[Dataset excerpt]

########################################

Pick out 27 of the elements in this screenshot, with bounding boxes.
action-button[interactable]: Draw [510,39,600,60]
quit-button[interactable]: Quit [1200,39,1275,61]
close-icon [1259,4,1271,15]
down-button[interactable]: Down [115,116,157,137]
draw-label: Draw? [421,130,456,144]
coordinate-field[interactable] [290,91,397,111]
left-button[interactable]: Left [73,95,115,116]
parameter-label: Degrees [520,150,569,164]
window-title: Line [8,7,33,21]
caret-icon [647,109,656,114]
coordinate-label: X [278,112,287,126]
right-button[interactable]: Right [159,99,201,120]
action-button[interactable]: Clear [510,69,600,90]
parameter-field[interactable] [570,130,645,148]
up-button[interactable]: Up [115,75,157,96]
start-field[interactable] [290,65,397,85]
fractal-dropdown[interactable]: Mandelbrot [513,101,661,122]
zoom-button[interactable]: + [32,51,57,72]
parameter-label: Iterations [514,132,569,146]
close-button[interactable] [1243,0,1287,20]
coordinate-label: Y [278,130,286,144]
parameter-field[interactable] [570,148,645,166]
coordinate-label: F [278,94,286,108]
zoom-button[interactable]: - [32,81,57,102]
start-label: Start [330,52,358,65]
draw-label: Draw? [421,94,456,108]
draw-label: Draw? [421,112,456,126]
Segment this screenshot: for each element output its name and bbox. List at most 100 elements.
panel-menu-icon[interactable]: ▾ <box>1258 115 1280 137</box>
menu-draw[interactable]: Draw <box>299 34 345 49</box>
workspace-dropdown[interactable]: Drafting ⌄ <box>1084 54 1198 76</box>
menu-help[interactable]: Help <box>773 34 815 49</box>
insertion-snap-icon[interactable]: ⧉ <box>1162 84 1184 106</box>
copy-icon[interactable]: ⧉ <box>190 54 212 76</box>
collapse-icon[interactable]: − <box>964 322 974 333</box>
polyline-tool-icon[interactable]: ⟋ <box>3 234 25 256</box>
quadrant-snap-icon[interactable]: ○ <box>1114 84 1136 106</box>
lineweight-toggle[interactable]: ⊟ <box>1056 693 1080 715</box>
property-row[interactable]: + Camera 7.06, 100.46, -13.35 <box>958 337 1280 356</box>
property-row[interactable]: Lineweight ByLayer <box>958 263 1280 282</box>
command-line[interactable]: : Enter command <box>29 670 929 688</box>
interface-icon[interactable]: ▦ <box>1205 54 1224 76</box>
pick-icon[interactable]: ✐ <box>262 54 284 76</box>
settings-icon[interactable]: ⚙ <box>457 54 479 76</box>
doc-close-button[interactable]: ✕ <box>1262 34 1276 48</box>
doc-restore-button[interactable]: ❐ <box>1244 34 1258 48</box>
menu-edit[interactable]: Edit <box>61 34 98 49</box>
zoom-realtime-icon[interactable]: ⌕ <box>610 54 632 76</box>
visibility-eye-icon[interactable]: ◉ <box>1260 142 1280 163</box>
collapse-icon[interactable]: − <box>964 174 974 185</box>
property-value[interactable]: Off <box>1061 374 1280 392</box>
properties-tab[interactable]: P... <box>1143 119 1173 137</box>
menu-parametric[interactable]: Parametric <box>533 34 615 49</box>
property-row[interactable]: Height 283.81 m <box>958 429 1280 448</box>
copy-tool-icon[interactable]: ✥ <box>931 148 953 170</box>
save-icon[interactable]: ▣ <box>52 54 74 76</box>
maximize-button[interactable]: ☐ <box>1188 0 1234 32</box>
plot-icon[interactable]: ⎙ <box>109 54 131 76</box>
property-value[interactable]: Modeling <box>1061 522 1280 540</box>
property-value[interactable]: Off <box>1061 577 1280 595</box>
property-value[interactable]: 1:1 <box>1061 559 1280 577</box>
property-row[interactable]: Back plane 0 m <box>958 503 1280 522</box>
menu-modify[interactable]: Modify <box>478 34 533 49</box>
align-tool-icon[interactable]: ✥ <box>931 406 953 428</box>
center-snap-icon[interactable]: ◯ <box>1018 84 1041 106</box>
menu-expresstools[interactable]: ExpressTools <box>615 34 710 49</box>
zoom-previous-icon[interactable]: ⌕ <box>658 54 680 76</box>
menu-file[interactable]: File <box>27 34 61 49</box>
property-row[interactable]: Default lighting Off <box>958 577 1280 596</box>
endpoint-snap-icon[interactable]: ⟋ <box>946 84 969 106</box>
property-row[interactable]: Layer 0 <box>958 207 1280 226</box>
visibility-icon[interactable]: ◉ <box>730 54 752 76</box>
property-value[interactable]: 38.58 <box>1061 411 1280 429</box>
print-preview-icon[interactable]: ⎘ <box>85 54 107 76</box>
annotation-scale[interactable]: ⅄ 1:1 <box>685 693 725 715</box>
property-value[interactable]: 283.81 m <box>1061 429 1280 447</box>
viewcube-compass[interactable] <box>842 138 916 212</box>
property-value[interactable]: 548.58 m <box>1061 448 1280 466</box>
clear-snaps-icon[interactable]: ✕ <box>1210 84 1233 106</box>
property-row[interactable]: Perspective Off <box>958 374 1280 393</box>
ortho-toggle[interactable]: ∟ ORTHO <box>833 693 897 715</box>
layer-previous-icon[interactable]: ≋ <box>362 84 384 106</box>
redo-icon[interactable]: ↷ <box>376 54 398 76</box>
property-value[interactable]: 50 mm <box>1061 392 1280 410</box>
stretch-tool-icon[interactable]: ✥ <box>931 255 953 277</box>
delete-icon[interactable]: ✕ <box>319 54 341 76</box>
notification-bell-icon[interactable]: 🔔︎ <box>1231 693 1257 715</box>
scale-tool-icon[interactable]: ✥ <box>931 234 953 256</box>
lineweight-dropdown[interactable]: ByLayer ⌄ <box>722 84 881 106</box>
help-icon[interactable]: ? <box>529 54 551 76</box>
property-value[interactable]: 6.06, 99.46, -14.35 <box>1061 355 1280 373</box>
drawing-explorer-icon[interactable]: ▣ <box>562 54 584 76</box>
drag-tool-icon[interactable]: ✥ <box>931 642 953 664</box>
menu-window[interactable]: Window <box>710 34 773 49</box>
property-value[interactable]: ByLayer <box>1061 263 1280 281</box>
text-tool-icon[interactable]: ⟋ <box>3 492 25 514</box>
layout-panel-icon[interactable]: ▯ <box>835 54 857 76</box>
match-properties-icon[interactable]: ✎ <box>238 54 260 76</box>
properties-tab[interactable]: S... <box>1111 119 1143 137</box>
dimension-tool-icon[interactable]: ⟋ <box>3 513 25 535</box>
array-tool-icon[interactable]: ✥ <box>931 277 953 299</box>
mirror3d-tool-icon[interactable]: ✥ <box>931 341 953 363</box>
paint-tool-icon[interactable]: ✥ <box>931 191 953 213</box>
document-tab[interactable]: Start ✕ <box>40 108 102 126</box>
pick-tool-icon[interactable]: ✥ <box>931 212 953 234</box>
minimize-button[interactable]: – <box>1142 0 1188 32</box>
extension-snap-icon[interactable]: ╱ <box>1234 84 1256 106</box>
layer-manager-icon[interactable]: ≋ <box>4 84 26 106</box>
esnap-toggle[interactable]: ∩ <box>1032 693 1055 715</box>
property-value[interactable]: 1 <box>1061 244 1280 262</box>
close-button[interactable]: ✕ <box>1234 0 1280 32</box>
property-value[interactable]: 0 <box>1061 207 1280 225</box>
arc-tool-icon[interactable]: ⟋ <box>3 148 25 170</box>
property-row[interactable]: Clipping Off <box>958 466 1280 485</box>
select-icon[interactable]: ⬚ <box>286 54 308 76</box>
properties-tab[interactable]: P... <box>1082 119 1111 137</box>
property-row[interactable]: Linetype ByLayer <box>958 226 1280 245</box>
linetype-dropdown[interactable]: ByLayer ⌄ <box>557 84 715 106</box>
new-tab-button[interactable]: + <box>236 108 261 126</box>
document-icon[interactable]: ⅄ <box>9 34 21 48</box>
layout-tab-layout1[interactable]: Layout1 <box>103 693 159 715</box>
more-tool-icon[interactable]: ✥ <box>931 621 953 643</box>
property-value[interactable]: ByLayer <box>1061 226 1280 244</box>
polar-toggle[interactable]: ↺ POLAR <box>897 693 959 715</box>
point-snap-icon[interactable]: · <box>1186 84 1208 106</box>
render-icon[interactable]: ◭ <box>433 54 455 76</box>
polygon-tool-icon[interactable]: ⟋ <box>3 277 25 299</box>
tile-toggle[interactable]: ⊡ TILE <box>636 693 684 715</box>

########################################

Description of the task =>
Copy out word for word every line of the records from the very first line down to the line holding "parameter-field[interactable] [570,130,645,148]", with that line included.

Output for this task =>
Pick out 27 of the elements in this screenshot, with bounding boxes.
action-button[interactable]: Draw [510,39,600,60]
quit-button[interactable]: Quit [1200,39,1275,61]
close-icon [1259,4,1271,15]
down-button[interactable]: Down [115,116,157,137]
draw-label: Draw? [421,130,456,144]
coordinate-field[interactable] [290,91,397,111]
left-button[interactable]: Left [73,95,115,116]
parameter-label: Degrees [520,150,569,164]
window-title: Line [8,7,33,21]
caret-icon [647,109,656,114]
coordinate-label: X [278,112,287,126]
right-button[interactable]: Right [159,99,201,120]
action-button[interactable]: Clear [510,69,600,90]
parameter-field[interactable] [570,130,645,148]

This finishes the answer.